## START Excerpted records

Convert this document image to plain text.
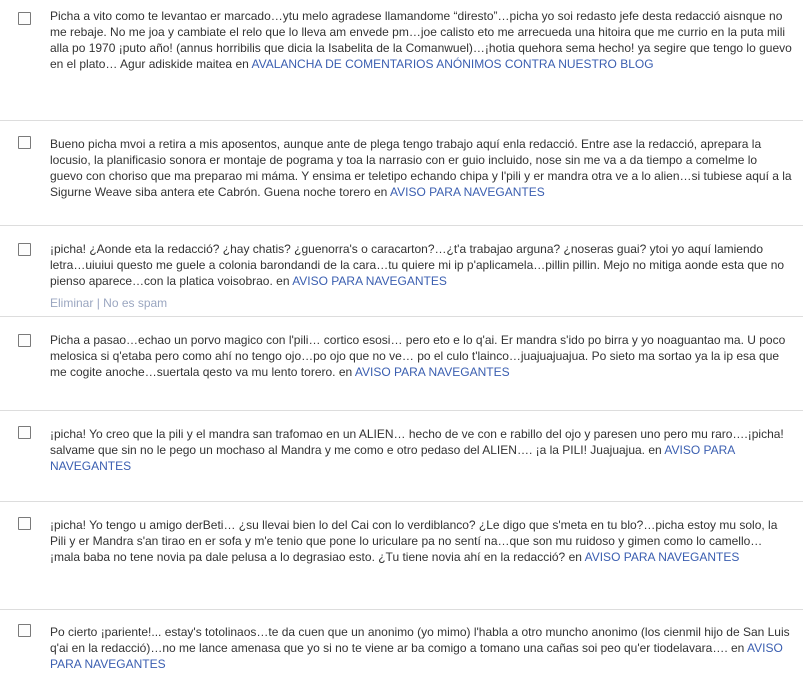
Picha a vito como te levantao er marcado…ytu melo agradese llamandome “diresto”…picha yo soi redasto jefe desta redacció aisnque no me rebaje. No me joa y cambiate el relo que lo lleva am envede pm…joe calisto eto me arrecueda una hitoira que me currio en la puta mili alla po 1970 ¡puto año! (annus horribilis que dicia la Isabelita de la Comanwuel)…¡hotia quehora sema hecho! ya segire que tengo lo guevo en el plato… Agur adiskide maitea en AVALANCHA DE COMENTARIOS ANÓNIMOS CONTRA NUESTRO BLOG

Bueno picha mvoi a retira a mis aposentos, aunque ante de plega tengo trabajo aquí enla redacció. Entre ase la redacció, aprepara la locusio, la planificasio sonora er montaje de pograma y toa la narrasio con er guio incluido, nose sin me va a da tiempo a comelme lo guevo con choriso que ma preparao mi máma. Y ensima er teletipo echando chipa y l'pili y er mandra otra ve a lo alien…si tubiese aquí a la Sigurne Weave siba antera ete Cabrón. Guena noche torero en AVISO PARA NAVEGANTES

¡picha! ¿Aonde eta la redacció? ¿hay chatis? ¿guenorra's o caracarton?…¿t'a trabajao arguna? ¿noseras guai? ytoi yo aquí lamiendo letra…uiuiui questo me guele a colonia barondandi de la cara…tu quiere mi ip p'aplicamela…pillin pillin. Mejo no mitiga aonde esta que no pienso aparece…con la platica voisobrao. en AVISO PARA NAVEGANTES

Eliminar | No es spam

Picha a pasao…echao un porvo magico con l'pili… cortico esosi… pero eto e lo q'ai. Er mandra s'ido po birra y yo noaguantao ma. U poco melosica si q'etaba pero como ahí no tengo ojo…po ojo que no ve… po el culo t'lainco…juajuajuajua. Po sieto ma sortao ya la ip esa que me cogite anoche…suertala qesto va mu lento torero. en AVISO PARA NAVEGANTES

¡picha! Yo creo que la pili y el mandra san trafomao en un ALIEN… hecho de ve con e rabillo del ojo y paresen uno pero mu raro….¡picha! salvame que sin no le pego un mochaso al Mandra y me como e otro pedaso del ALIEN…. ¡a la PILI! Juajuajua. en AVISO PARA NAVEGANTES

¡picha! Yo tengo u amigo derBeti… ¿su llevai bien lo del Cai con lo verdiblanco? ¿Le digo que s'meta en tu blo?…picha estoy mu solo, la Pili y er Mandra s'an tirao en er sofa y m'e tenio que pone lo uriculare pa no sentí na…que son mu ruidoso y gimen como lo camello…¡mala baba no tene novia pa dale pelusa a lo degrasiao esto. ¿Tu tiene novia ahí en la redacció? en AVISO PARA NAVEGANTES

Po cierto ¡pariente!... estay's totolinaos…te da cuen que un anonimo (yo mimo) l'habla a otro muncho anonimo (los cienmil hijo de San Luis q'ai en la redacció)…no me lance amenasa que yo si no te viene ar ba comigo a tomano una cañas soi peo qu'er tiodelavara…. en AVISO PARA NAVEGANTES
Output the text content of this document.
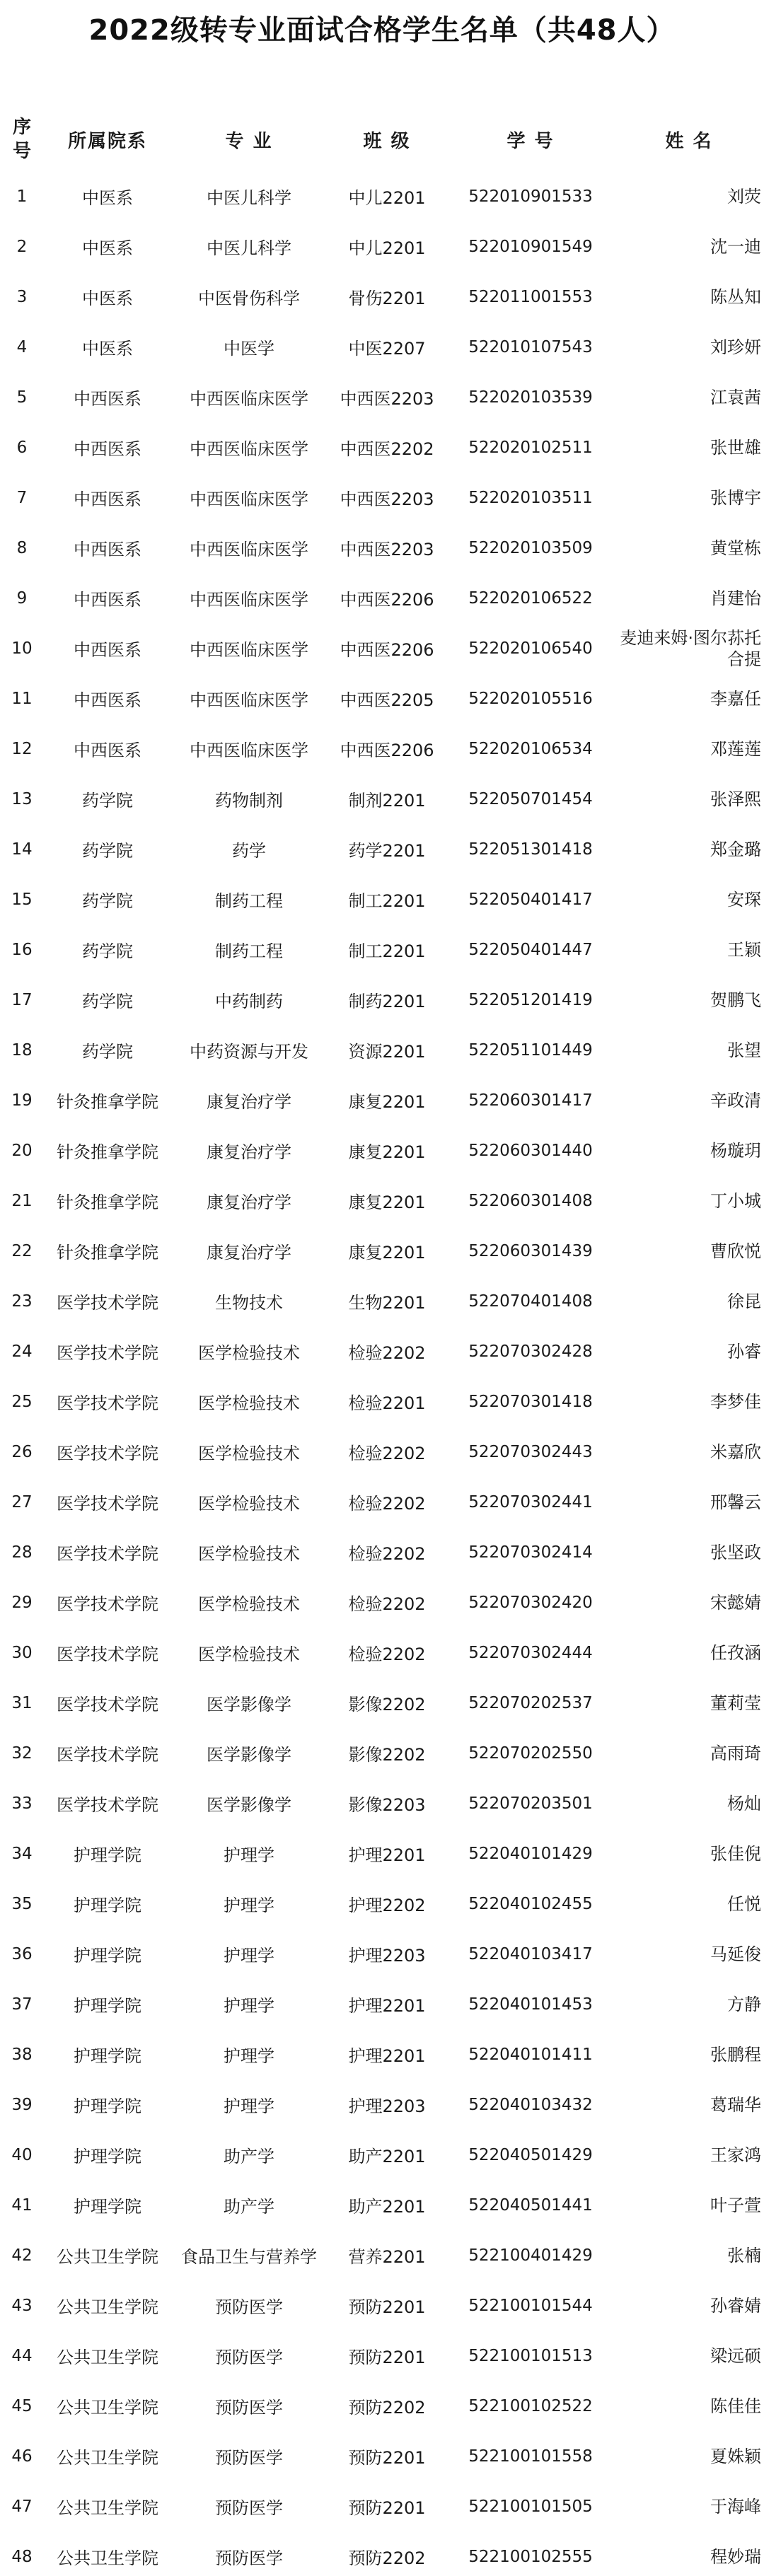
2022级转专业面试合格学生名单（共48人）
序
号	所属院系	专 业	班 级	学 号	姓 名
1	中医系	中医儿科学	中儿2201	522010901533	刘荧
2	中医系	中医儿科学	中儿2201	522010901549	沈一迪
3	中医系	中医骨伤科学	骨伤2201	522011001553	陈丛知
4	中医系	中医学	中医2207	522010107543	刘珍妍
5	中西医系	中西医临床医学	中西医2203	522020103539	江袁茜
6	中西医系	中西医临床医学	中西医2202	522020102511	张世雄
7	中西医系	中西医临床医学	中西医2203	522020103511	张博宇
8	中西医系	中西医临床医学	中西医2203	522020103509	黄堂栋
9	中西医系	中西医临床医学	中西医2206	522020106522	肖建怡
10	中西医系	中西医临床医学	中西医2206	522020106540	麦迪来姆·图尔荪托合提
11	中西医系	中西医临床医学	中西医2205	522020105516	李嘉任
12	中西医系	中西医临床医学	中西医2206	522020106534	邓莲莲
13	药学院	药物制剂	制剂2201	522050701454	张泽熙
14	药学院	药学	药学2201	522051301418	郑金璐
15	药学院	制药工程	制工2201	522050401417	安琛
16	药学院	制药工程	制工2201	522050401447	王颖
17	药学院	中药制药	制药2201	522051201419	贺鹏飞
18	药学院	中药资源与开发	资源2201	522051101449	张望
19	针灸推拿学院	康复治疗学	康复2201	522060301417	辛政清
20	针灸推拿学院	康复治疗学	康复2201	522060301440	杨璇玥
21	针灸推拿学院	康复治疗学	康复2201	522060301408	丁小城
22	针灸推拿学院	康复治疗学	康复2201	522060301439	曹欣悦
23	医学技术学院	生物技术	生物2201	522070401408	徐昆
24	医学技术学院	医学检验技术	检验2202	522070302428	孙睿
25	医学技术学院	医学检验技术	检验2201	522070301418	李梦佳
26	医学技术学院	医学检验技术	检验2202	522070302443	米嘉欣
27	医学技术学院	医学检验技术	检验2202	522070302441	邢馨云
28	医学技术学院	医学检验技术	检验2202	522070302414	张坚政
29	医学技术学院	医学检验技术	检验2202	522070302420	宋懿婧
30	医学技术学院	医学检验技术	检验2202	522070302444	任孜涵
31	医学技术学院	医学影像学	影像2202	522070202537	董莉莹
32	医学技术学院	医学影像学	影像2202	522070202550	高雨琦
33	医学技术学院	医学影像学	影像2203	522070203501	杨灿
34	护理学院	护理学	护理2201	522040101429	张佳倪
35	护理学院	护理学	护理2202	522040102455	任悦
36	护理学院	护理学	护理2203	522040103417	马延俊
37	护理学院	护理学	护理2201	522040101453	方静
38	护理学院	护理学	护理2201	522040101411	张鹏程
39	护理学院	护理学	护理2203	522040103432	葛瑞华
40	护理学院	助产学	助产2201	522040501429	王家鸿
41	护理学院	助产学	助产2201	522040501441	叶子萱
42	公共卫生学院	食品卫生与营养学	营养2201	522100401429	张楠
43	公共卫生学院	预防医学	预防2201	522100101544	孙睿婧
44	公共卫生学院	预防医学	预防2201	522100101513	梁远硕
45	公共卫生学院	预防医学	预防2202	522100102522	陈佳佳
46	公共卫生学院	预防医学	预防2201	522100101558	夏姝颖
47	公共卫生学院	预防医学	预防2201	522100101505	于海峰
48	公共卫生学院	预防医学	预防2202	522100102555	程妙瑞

## END Excerpted records
## START Excerpted records

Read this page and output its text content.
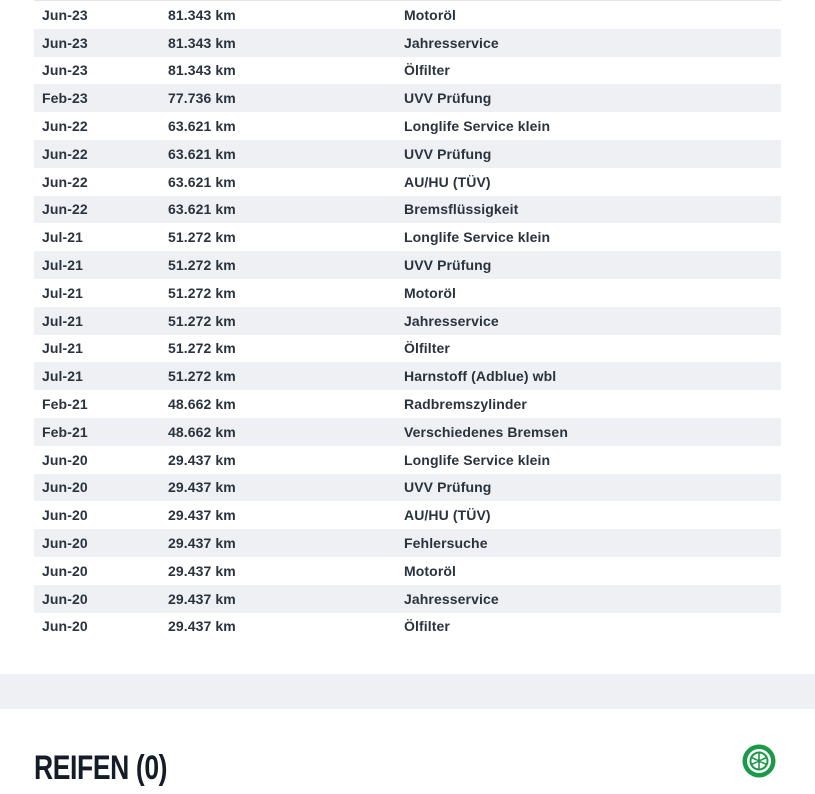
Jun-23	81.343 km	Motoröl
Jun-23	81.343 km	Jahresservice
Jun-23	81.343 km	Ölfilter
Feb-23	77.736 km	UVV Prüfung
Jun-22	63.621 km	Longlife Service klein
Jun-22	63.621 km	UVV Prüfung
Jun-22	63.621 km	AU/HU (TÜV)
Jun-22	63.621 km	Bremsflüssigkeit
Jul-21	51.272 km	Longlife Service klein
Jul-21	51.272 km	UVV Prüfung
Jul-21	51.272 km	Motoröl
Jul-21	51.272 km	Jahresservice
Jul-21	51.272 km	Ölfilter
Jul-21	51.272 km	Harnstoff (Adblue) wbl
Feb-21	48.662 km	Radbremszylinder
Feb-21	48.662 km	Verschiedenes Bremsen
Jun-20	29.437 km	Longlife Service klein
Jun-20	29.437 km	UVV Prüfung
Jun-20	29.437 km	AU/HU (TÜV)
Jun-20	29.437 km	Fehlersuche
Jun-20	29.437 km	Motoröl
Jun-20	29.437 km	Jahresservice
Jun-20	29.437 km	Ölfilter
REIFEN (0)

## END Excerpted records
## START Excerpted records

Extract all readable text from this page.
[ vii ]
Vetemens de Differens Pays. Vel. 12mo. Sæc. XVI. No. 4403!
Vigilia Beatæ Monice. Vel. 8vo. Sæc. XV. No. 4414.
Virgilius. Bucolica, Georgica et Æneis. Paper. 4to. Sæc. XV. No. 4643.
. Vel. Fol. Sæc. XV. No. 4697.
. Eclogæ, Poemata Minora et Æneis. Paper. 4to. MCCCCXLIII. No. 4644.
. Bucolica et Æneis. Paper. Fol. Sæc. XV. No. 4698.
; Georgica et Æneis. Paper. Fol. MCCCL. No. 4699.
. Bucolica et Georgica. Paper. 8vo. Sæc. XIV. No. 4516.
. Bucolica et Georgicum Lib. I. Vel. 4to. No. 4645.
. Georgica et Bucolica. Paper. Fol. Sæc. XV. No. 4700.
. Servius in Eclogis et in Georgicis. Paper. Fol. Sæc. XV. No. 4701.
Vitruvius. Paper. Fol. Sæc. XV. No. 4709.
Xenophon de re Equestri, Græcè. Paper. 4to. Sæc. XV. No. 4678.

## END Excerpted records

--- Aim of the task ---
Report only the count of lines that include the string "针灸推拿学院".

--- Response to the task ---
4